■ Extrait du texte:
"""
Je ne bois jamais…
… avant le petit déjeuner ! disait Churchill, ce stratège militaire qui a largement contribué à la victoire des alliés lors de la Seconde guerre mondiale, journaliste, ministre, premier ministre, homme d’Etat, homme de lettres, prix Nobel de littérature, homme de tous les talents en somme, pour qui l’alcool et le cigare étaient un mode de vie.
L’alcool peut-il, comme le clament les publicités Red Bull, vous donner des aiiiiilllles ? Peut-il vous sublimer, vous désinhiber au point d’oser faire des choses que jamais vous n’auriez pensé possibles et changer ainsi radicalement le cours de votre existence. C’est l’idée au coeur de Drunk, le dernier film de Thomas Vinterberg (1).
Comme le dit le réalisateur, de grands intellectuels, artistes et écrivains, comme Tchaïkovsky ou Hemingway, ont également trouvé le courage et l’inspiration au fond d’un verre. Nous connaissons tous le sentiment de l’espace qui s’agrandit, de la conversation qui prend de l’ampleur, et des problèmes qui disparaissent à mesure que l’on boit de l’alcool.
Quatre amis, quatre profs de lycée, vont tenter l’expérience de maintenir leur niveau d’alcool dans le sang à au moins 5g par litre et voir les effets concrets que cela produit sur leur vie.
Martin est un prof d’histoire qui s’étiole au point qu’il ne sait même plus où il en est dans le programme et se mélange les pinceaux entre la deuxième et la première guerre mondiale. A la maison aussi, il est devenu transparent. Sa femme travaille la nuit, lui le jour. Ils ne voient plus, ne parlent plus, ne se touchent plus. L’alcool produit d’abord sur lui l’effet d’un électrochoc. En classe, il aborde ses cours sous un autre angle, prend les étudiants par surprise, les accroche, les intéresse et de cette étincelle renaît la passion de l’enseignement. Cette énergie nouvelle relance aussi sa vie personnelle mais un peu trop tard car sa femme n’a pas eu la patience de l’attendre. Les assiettes volent. Séparation.
Nicolaj est prof de philo. C’est lui qui introduit les autres à la théorie du psychologue norvégien Finn Skårderud, selon laquelle l’homme serait né avec un taux d’alcool dans le sang qui présenterait un déficit de 0,5g/ml, qu’il conviendrait de compenser. Marié à une femme « sublime » et « riche » comme il le dit lui-même, il vit dans une magnifique maison au bord de la mer mais il est en réalité le loser de l’histoire. Mené à la baguette, on lui dicte les courses qu’il faut ramener le soir et doit absolument prévenir sa femme avant de ramener son pote, trop ivre pour conduire, à la maison. Il finira par rentrer chez lui à quatre pattes un soir où ils ont voulu pousser le curseur alcoolique à son paroxysme et uriner sur sa sublime femme pendant son sommeil. Classe !
"""
Entrées enregistrées:
"""
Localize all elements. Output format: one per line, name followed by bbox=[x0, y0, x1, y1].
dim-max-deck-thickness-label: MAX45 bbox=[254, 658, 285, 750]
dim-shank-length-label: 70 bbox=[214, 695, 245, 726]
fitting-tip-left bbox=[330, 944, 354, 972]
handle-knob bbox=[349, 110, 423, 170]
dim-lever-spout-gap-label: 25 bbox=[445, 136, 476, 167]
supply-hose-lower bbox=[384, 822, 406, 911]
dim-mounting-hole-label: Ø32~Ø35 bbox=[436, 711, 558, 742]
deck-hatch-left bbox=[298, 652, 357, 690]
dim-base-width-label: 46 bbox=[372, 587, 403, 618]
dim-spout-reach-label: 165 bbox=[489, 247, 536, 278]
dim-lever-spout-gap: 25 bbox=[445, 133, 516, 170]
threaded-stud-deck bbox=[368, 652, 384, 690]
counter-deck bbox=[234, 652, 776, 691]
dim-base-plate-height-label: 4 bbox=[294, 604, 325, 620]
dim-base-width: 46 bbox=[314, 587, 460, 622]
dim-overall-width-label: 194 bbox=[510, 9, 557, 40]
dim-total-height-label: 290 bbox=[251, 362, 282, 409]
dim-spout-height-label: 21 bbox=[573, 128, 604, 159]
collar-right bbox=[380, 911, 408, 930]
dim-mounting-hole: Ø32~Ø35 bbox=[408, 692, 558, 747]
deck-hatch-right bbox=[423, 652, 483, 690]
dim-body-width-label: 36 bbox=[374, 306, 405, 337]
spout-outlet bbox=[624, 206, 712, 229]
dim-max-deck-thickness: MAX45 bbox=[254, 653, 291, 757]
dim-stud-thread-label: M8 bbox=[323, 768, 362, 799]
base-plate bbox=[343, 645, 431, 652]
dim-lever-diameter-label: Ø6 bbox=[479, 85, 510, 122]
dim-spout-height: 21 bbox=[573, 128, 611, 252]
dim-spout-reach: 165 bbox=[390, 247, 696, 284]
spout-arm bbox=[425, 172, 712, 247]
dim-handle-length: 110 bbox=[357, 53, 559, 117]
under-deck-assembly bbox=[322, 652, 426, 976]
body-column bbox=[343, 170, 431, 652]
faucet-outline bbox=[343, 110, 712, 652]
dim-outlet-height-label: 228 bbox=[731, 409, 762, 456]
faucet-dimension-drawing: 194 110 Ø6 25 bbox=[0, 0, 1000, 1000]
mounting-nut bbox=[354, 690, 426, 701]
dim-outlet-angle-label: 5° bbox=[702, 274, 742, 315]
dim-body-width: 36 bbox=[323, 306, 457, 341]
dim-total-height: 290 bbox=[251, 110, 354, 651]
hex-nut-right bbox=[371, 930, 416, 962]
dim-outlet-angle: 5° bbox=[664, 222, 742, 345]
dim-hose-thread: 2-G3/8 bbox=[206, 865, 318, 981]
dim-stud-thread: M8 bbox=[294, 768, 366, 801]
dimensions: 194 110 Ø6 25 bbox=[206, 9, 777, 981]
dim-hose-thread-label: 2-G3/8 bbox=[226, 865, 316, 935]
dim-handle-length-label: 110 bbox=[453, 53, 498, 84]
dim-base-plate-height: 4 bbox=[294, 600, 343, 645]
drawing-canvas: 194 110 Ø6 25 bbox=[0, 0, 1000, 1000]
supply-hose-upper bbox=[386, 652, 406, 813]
"""
■ Objectifs:
(a) D'après l'extrait sur le film Drunk, de quelle nationalité est le psychologue Finn Skårderud ?
(b) Recopiez le passage de l'extrait sur le film Drunk qui commence aux mots « Quatre amis, quatre » et s'arrête après « sur leur vie. ».

■ Réponses aux exercices:
(a) Il est norvégien.

(b)
Quatre amis, quatre profs de lycée, vont tenter l’expérience de maintenir leur niveau d’alcool dans le sang à au moins 5g par litre et voir les effets concrets que cela produit sur leur vie.